## THE EXERCISE:
Take down each entry exactly as written.

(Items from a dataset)
++++
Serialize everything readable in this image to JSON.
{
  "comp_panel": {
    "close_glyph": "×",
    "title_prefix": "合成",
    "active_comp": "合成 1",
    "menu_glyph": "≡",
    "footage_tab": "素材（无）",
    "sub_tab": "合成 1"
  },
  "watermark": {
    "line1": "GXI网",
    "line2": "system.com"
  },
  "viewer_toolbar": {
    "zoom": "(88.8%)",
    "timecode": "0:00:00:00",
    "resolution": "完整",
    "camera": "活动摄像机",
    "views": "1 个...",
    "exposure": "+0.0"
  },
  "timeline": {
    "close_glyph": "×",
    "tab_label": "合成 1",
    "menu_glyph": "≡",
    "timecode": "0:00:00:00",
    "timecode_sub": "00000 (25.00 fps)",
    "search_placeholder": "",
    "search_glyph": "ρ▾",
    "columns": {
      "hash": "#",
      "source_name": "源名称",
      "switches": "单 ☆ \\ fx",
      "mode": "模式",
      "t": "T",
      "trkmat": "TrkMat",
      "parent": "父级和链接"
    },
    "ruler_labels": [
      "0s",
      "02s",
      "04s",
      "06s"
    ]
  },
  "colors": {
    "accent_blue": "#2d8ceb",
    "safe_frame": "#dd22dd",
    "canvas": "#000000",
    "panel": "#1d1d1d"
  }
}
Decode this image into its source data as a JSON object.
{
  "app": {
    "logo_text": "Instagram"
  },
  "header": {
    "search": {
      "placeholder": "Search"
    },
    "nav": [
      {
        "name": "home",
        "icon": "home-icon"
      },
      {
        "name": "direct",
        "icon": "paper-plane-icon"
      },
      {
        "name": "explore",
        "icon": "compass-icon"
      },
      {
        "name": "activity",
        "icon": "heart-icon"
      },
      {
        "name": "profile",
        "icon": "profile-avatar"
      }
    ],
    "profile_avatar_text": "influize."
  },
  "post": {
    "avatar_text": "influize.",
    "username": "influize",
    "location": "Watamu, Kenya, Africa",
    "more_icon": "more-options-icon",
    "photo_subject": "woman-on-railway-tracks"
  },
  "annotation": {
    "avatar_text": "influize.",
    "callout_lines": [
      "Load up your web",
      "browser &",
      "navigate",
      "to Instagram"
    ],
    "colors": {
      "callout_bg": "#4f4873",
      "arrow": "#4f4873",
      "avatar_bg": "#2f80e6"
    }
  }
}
++++
## SOLUTION TO THE EXERCISE:
Serialize everything readable in this image to JSON.
{
  "comp_panel": {
    "close_glyph": "×",
    "title_prefix": "合成",
    "active_comp": "合成 1",
    "menu_glyph": "≡",
    "footage_tab": "素材（无）",
    "sub_tab": "合成 1"
  },
  "watermark": {
    "line1": "GXI网",
    "line2": "system.com"
  },
  "viewer_toolbar": {
    "zoom": "(88.8%)",
    "timecode": "0:00:00:00",
    "resolution": "完整",
    "camera": "活动摄像机",
    "views": "1 个...",
    "exposure": "+0.0"
  },
  "timeline": {
    "close_glyph": "×",
    "tab_label": "合成 1",
    "menu_glyph": "≡",
    "timecode": "0:00:00:00",
    "timecode_sub": "00000 (25.00 fps)",
    "search_placeholder": "",
    "search_glyph": "ρ▾",
    "columns": {
      "hash": "#",
      "source_name": "源名称",
      "switches": "单 ☆ \\ fx",
      "mode": "模式",
      "t": "T",
      "trkmat": "TrkMat",
      "parent": "父级和链接"
    },
    "ruler_labels": [
      "0s",
      "02s",
      "04s",
      "06s"
    ]
  },
  "colors": {
    "accent_blue": "#2d8ceb",
    "safe_frame": "#dd22dd",
    "canvas": "#000000",
    "panel": "#1d1d1d"
  }
}
Decode this image into its source data as a JSON object.
{
  "app": {
    "logo_text": "Instagram"
  },
  "header": {
    "search": {
      "placeholder": "Search"
    },
    "nav": [
      {
        "name": "home",
        "icon": "home-icon"
      },
      {
        "name": "direct",
        "icon": "paper-plane-icon"
      },
      {
        "name": "explore",
        "icon": "compass-icon"
      },
      {
        "name": "activity",
        "icon": "heart-icon"
      },
      {
        "name": "profile",
        "icon": "profile-avatar"
      }
    ],
    "profile_avatar_text": "influize."
  },
  "post": {
    "avatar_text": "influize.",
    "username": "influize",
    "location": "Watamu, Kenya, Africa",
    "more_icon": "more-options-icon",
    "photo_subject": "woman-on-railway-tracks"
  },
  "annotation": {
    "avatar_text": "influize.",
    "callout_lines": [
      "Load up your web",
      "browser &",
      "navigate",
      "to Instagram"
    ],
    "colors": {
      "callout_bg": "#4f4873",
      "arrow": "#4f4873",
      "avatar_bg": "#2f80e6"
    }
  }
}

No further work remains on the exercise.